### Exercise brief
The entries below should be output exactly as written.

### Data supplied
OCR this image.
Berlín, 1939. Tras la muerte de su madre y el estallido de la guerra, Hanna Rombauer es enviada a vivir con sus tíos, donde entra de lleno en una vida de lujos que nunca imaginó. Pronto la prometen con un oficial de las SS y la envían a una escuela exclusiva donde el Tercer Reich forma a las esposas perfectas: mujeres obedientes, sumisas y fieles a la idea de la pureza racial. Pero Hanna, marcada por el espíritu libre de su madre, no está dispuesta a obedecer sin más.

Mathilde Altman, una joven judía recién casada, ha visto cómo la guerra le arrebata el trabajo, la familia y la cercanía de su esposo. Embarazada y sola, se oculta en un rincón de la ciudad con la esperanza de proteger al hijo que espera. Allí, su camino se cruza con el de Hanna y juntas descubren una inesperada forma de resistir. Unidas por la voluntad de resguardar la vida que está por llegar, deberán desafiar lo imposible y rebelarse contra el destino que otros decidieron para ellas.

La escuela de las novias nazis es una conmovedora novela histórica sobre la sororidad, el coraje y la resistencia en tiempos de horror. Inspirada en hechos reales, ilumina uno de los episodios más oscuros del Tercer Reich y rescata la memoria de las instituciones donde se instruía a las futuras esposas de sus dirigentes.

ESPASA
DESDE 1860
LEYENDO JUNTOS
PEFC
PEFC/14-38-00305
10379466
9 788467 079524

### Solved exercise
OCR this image.
Berlín, 1939. Tras la muerte de su madre y el estallido de la guerra, Hanna Rombauer es enviada a vivir con sus tíos, donde entra de lleno en una vida de lujos que nunca imaginó. Pronto la prometen con un oficial de las SS y la envían a una escuela exclusiva donde el Tercer Reich forma a las esposas perfectas: mujeres obedientes, sumisas y fieles a la idea de la pureza racial. Pero Hanna, marcada por el espíritu libre de su madre, no está dispuesta a obedecer sin más.

Mathilde Altman, una joven judía recién casada, ha visto cómo la guerra le arrebata el trabajo, la familia y la cercanía de su esposo. Embarazada y sola, se oculta en un rincón de la ciudad con la esperanza de proteger al hijo que espera. Allí, su camino se cruza con el de Hanna y juntas descubren una inesperada forma de resistir. Unidas por la voluntad de resguardar la vida que está por llegar, deberán desafiar lo imposible y rebelarse contra el destino que otros decidieron para ellas.

La escuela de las novias nazis es una conmovedora novela histórica sobre la sororidad, el coraje y la resistencia en tiempos de horror. Inspirada en hechos reales, ilumina uno de los episodios más oscuros del Tercer Reich y rescata la memoria de las instituciones donde se instruía a las futuras esposas de sus dirigentes.

ESPASA
DESDE 1860
LEYENDO JUNTOS
PEFC
PEFC/14-38-00305
10379466
9 788467 079524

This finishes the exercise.